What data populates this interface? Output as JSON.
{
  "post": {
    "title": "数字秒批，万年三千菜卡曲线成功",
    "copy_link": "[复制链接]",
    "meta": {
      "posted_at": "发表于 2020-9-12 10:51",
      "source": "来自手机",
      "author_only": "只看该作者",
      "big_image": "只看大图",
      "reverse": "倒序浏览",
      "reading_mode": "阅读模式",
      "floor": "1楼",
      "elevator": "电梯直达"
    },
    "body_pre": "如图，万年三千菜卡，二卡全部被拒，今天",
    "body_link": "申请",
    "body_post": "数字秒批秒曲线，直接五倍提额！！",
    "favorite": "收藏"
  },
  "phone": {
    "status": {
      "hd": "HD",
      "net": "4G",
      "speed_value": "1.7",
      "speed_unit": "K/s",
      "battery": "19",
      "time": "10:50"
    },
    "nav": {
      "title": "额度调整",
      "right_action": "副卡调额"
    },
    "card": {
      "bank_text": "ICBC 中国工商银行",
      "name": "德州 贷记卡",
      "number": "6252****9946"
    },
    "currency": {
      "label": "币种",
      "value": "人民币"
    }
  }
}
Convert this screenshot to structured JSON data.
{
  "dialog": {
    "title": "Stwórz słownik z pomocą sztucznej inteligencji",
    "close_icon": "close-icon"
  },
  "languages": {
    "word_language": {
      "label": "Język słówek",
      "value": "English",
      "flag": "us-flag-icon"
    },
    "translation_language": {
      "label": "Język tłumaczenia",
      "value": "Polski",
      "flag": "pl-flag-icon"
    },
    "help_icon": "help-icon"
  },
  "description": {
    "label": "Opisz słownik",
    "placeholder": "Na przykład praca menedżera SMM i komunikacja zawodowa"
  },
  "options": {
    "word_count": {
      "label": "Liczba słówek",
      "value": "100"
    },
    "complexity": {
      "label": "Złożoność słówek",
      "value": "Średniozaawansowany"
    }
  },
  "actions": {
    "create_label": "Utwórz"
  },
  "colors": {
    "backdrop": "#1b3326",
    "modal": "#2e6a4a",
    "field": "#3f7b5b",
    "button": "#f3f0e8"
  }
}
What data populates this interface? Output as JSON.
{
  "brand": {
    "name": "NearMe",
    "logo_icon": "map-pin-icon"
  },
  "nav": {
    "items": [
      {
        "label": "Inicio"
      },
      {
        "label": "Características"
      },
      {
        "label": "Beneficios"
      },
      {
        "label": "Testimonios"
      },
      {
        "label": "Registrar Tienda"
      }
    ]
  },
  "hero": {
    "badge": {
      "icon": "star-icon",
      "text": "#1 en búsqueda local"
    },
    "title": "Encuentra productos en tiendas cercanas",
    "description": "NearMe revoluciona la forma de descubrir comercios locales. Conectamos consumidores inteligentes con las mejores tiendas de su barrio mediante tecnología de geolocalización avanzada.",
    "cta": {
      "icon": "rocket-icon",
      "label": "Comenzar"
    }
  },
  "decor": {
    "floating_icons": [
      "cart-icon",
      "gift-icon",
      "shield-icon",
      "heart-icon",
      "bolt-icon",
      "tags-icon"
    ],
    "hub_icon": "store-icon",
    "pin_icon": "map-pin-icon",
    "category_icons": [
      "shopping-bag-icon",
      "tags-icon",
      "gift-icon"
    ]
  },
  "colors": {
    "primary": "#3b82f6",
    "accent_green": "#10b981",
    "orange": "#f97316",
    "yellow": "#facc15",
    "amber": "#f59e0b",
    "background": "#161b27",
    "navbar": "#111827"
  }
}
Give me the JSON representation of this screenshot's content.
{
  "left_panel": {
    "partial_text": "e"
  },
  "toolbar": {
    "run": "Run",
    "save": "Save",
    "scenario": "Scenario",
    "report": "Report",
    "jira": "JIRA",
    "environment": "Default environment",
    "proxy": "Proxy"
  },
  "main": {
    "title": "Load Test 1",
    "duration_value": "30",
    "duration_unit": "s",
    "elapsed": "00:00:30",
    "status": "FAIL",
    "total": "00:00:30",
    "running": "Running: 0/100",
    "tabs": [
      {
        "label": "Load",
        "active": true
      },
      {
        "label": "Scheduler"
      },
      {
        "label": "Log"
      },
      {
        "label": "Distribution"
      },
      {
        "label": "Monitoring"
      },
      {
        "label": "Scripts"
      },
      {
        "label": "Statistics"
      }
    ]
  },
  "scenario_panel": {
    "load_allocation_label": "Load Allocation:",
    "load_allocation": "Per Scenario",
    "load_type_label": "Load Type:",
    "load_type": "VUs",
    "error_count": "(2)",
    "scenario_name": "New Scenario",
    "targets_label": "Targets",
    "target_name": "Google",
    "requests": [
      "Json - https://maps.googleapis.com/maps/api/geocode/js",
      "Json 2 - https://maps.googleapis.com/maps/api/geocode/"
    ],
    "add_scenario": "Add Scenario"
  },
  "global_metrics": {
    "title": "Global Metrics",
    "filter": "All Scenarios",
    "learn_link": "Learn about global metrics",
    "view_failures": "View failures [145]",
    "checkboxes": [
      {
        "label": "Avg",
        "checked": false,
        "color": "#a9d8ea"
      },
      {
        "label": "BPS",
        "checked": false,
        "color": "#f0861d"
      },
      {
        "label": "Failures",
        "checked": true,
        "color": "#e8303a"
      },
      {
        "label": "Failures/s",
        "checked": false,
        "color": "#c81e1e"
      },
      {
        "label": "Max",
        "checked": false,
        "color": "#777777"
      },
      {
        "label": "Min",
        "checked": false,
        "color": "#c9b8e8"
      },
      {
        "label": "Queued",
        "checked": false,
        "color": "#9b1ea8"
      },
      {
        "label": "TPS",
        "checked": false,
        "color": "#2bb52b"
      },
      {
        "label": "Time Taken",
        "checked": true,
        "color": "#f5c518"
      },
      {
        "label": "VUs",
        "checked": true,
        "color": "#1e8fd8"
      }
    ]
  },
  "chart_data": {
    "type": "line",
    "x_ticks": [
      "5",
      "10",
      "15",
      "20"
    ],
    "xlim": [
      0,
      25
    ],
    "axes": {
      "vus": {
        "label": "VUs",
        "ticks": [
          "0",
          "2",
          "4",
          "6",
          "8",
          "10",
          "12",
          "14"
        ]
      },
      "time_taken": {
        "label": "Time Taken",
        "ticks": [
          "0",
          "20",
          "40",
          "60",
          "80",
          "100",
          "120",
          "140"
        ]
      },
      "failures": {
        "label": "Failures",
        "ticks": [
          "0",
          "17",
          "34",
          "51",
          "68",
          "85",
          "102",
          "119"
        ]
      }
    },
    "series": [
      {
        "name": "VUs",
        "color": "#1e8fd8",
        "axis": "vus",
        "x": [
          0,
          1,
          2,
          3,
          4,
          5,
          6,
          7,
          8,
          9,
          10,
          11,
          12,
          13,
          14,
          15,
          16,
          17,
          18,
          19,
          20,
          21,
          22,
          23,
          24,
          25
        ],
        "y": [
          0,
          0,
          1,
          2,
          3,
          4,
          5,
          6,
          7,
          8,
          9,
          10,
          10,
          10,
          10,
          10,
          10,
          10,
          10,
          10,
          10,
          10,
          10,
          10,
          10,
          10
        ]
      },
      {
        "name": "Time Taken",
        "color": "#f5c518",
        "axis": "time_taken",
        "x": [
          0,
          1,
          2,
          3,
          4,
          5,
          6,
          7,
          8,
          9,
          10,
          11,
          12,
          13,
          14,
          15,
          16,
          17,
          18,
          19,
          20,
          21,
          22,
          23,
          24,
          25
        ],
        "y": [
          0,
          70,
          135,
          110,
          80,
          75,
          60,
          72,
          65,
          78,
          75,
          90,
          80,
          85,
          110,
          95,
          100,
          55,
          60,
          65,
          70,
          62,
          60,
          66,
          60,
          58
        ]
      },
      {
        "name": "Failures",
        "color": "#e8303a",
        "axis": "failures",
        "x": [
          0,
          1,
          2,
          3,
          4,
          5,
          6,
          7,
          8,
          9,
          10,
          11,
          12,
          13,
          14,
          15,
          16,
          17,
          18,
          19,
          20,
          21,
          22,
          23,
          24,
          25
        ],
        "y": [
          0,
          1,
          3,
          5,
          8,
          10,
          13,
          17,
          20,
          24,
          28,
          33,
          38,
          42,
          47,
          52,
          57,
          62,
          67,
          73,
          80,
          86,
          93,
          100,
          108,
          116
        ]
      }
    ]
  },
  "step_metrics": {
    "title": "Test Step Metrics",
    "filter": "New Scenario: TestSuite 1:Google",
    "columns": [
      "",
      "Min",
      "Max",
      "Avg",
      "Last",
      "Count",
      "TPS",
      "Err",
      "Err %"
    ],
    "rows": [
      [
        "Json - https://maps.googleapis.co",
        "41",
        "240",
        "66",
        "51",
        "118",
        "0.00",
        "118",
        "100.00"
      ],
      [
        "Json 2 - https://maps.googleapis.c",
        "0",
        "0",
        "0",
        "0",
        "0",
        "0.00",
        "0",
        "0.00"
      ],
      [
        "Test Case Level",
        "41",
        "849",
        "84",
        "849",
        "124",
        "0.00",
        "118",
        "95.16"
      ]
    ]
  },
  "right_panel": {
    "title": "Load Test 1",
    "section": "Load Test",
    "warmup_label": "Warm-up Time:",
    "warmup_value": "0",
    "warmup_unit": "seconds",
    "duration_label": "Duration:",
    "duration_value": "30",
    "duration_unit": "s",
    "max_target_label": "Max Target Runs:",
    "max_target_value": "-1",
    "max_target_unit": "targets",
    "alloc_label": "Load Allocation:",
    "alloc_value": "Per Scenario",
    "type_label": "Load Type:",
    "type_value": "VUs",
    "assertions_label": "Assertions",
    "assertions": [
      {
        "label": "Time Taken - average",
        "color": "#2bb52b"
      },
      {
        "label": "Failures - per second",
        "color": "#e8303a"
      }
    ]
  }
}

===

**INSTRUCTION**
Pick every line with "this" in it and copy it.

**CORRECT RESULT**
What data populates this interface? Output as JSON.
Convert this screenshot to structured JSON data.
What data populates this interface? Output as JSON.
Give me the JSON representation of this screenshot's content.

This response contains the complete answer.